» WHAT TO PRODUCE:
Take every line from the listing below that contains "five".

» INPUT DATA:

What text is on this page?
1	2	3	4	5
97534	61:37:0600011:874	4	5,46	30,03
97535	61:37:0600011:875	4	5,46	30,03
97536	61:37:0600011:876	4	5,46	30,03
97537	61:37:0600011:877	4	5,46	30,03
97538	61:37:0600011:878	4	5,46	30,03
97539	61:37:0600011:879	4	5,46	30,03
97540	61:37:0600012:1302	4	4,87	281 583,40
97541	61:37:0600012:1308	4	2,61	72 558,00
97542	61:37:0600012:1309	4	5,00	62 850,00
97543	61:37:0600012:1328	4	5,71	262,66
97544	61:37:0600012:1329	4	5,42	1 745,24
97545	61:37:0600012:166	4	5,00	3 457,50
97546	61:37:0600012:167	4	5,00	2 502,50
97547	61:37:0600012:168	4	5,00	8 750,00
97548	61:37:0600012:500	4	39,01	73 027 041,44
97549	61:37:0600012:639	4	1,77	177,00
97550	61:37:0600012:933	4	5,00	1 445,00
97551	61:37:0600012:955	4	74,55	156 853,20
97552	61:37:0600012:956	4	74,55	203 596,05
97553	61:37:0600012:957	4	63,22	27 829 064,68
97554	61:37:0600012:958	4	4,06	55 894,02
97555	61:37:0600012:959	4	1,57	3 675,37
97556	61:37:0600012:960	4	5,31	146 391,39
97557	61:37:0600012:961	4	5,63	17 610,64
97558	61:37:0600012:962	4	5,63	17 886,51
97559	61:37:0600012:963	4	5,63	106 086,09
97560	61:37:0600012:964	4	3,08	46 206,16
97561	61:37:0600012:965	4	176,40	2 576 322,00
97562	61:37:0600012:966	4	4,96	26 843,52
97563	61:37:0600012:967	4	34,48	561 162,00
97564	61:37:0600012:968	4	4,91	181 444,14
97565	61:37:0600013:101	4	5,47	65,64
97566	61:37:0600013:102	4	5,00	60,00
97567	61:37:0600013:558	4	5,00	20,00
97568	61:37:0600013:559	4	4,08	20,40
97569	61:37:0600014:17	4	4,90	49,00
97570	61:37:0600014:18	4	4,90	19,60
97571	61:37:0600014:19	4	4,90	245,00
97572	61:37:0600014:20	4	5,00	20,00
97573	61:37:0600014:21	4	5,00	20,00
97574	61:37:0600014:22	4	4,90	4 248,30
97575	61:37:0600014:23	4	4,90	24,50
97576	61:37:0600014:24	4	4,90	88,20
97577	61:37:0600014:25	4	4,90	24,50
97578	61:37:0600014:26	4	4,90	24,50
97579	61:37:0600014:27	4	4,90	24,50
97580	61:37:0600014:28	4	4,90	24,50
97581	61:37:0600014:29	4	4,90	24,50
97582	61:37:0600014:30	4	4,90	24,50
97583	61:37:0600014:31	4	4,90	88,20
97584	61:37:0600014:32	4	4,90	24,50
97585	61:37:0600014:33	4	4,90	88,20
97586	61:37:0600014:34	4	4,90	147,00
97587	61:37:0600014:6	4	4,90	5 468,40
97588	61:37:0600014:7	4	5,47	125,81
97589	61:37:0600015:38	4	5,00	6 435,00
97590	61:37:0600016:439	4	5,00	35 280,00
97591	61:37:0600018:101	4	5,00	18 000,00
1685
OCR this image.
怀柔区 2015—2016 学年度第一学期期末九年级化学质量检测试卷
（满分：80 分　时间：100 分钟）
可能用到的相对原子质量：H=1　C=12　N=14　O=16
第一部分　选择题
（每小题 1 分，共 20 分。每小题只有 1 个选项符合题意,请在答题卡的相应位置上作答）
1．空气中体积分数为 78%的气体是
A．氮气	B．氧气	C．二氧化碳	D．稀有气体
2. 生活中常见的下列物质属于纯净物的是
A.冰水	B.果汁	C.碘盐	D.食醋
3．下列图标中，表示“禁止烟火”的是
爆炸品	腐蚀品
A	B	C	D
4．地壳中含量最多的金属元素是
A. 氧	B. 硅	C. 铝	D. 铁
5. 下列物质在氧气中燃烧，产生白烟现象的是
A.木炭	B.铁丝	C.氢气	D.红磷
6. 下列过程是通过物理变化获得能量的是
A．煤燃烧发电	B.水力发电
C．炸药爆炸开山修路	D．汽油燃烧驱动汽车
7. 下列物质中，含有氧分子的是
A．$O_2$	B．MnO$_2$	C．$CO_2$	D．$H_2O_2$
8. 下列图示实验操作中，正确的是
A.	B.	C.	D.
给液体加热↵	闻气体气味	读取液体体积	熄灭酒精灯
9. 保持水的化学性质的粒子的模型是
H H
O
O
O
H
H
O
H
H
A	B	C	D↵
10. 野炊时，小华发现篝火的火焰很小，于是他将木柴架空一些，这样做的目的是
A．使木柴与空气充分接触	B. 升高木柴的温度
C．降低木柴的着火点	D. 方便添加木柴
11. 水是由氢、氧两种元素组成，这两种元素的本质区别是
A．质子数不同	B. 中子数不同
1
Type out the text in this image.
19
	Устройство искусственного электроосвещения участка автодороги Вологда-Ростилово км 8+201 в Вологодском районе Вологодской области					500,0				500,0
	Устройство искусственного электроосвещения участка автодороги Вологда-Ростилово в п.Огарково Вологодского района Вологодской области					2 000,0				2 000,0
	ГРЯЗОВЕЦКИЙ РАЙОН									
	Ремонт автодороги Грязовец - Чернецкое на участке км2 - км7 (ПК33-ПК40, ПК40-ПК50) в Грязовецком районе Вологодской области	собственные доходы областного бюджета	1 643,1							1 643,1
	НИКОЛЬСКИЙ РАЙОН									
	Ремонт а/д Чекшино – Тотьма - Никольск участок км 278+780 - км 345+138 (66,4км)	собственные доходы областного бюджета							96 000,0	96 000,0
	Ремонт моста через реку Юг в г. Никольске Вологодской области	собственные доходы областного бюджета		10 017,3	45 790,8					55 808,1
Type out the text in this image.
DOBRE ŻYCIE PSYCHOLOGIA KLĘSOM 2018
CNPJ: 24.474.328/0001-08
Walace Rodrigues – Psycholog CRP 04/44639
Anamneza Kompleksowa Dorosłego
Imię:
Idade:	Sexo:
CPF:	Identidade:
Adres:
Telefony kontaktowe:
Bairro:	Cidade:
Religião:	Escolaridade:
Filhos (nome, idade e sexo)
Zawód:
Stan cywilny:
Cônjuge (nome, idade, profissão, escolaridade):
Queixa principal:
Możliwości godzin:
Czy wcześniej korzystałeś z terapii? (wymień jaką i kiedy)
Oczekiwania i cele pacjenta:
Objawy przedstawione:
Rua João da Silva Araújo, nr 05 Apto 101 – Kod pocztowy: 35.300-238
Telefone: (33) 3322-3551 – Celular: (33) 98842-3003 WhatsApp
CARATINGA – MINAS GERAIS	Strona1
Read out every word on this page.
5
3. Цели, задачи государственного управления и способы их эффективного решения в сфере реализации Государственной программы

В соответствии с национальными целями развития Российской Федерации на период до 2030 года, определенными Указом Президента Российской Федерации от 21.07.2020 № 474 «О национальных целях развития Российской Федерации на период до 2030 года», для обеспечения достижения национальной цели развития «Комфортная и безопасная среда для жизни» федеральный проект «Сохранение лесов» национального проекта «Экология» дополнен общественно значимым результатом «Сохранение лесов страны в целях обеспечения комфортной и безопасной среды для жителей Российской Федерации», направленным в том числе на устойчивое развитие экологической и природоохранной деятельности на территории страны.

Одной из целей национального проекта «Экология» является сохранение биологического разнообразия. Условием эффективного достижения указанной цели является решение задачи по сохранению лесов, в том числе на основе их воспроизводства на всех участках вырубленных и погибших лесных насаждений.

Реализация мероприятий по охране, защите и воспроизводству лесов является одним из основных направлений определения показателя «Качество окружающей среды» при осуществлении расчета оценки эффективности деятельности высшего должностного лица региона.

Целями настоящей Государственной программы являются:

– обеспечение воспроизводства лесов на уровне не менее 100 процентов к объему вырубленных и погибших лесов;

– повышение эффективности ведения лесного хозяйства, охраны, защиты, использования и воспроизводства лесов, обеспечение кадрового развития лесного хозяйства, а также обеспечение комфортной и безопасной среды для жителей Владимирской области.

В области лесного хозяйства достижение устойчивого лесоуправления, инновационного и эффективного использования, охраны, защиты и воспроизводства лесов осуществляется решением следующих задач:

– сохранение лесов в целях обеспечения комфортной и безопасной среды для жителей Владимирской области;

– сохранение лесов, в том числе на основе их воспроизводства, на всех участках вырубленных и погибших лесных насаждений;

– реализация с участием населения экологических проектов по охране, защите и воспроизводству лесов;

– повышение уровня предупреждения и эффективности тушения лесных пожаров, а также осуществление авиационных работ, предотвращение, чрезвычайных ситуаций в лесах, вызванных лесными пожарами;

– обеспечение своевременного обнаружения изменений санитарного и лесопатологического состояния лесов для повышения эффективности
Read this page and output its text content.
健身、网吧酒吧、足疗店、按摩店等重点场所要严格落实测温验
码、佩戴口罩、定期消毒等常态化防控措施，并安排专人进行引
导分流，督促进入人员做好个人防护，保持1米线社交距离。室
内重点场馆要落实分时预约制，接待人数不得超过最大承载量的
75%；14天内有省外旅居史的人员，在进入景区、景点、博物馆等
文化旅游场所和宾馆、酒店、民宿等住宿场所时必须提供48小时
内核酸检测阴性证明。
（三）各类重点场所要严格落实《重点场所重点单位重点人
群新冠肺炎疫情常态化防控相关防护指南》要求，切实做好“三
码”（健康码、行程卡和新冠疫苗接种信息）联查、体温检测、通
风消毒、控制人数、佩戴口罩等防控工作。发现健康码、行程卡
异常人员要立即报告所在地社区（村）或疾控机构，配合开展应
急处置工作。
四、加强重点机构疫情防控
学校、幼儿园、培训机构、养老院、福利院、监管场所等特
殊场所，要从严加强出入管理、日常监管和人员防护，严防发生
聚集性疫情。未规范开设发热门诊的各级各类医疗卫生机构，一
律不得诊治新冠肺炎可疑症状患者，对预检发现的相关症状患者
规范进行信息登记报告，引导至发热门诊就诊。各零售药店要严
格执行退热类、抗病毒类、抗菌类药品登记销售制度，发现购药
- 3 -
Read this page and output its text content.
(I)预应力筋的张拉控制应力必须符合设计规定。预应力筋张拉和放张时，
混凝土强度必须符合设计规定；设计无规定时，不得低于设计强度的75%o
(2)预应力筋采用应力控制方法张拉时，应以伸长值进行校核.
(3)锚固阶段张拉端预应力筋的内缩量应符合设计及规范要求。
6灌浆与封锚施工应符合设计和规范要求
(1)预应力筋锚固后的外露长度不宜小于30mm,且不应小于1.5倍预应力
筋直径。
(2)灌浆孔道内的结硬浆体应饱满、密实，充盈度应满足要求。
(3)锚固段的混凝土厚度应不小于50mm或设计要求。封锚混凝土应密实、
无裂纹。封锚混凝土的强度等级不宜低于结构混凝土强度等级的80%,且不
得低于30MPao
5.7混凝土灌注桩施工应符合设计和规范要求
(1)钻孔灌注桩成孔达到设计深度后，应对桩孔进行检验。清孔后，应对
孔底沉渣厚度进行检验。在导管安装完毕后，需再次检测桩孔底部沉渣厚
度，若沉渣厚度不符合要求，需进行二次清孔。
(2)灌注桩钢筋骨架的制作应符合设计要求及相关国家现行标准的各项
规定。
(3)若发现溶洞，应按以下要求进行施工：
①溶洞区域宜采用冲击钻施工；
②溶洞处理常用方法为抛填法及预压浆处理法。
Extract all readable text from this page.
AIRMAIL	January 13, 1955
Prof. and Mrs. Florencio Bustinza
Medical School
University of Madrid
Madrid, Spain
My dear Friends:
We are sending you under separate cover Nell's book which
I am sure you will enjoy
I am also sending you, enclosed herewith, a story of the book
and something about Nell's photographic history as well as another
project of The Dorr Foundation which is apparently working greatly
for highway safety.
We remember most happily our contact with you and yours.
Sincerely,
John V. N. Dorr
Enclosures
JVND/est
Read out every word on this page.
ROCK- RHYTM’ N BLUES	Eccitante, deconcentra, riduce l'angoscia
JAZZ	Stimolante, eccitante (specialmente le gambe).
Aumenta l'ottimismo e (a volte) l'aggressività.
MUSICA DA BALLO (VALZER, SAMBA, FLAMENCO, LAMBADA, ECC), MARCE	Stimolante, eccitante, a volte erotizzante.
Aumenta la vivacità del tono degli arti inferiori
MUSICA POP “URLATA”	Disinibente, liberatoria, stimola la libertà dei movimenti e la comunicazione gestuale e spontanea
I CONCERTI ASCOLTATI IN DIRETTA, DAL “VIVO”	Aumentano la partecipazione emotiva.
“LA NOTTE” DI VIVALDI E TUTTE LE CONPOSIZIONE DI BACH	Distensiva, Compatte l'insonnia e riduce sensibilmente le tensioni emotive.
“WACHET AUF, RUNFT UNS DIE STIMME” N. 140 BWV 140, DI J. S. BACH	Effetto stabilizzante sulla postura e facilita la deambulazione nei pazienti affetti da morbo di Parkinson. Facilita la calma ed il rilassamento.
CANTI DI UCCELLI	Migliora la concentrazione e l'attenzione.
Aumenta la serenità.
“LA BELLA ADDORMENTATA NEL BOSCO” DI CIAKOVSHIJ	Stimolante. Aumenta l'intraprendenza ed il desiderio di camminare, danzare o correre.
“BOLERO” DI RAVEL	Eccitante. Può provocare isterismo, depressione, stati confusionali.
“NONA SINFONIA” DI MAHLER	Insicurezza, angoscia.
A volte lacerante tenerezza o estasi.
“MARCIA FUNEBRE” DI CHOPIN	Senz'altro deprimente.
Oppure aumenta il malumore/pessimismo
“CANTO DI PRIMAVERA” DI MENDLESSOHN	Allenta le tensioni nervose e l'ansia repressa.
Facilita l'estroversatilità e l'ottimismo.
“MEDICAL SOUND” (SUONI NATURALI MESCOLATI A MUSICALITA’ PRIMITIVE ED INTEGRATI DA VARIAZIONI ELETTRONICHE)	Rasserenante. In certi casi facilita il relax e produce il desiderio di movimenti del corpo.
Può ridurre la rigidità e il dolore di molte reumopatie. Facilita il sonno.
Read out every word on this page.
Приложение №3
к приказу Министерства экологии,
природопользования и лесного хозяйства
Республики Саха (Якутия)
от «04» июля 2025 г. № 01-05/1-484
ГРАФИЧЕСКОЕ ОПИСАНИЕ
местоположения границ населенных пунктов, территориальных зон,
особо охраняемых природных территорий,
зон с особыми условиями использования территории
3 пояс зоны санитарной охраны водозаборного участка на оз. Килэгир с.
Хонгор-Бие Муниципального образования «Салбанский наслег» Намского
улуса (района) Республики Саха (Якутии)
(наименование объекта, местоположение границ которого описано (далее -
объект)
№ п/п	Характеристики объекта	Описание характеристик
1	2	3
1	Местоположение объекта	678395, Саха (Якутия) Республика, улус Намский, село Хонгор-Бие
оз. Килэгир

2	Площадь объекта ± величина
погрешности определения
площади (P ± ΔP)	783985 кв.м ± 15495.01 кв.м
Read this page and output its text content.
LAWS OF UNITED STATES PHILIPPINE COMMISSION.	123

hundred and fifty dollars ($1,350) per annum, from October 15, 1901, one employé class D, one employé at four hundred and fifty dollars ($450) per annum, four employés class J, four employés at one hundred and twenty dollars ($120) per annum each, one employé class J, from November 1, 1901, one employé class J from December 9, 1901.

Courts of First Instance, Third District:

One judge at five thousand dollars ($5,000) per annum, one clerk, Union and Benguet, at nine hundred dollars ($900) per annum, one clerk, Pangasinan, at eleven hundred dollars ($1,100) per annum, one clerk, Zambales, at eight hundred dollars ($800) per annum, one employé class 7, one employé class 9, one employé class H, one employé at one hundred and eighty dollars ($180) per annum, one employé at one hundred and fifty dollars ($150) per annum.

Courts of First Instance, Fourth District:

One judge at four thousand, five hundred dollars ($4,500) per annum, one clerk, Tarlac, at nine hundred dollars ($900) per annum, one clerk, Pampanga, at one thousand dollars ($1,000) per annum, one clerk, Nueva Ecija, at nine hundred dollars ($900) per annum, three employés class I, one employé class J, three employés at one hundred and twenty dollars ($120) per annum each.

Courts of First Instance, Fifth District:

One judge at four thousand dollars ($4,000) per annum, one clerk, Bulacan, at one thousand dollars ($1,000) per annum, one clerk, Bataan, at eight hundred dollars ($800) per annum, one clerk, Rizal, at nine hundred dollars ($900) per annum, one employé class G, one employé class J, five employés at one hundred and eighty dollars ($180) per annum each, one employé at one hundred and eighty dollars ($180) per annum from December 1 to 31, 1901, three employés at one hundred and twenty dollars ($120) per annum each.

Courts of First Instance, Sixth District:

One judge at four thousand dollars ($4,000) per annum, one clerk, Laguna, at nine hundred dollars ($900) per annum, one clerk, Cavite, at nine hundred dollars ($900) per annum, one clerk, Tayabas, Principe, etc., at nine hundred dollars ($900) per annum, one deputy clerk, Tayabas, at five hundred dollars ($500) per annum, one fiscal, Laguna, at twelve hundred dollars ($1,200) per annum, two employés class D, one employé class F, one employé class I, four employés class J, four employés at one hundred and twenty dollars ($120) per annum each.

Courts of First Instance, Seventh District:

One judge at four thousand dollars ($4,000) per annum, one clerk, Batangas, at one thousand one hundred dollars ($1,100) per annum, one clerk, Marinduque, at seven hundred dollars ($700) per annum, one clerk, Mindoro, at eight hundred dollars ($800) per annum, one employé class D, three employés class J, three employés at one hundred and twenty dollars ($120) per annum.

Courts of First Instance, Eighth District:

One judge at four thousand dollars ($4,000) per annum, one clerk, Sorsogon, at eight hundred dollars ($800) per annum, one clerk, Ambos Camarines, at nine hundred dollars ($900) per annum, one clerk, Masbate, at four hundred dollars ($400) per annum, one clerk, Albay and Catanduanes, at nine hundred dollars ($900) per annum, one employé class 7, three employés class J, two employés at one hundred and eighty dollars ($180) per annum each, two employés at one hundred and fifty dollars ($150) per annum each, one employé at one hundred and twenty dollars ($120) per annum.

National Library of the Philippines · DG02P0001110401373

» OUTPUT FOR THIS TASK:
One judge at five thousand dollars ($5,000) per annum, one clerk, Union and Benguet, at nine hundred dollars ($900) per annum, one clerk, Pangasinan, at eleven hundred dollars ($1,100) per annum, one clerk, Zambales, at eight hundred dollars ($800) per annum, one employé class 7, one employé class 9, one employé class H, one employé at one hundred and eighty dollars ($180) per annum, one employé at one hundred and fifty dollars ($150) per annum.
One judge at four thousand, five hundred dollars ($4,500) per annum, one clerk, Tarlac, at nine hundred dollars ($900) per annum, one clerk, Pampanga, at one thousand dollars ($1,000) per annum, one clerk, Nueva Ecija, at nine hundred dollars ($900) per annum, three employés class I, one employé class J, three employés at one hundred and twenty dollars ($120) per annum each.
One judge at four thousand dollars ($4,000) per annum, one clerk, Bulacan, at one thousand dollars ($1,000) per annum, one clerk, Bataan, at eight hundred dollars ($800) per annum, one clerk, Rizal, at nine hundred dollars ($900) per annum, one employé class G, one employé class J, five employés at one hundred and eighty dollars ($180) per annum each, one employé at one hundred and eighty dollars ($180) per annum from December 1 to 31, 1901, three employés at one hundred and twenty dollars ($120) per annum each.
One judge at four thousand dollars ($4,000) per annum, one clerk, Laguna, at nine hundred dollars ($900) per annum, one clerk, Cavite, at nine hundred dollars ($900) per annum, one clerk, Tayabas, Principe, etc., at nine hundred dollars ($900) per annum, one deputy clerk, Tayabas, at five hundred dollars ($500) per annum, one fiscal, Laguna, at twelve hundred dollars ($1,200) per annum, two employés class D, one employé class F, one employé class I, four employés class J, four employés at one hundred and twenty dollars ($120) per annum each.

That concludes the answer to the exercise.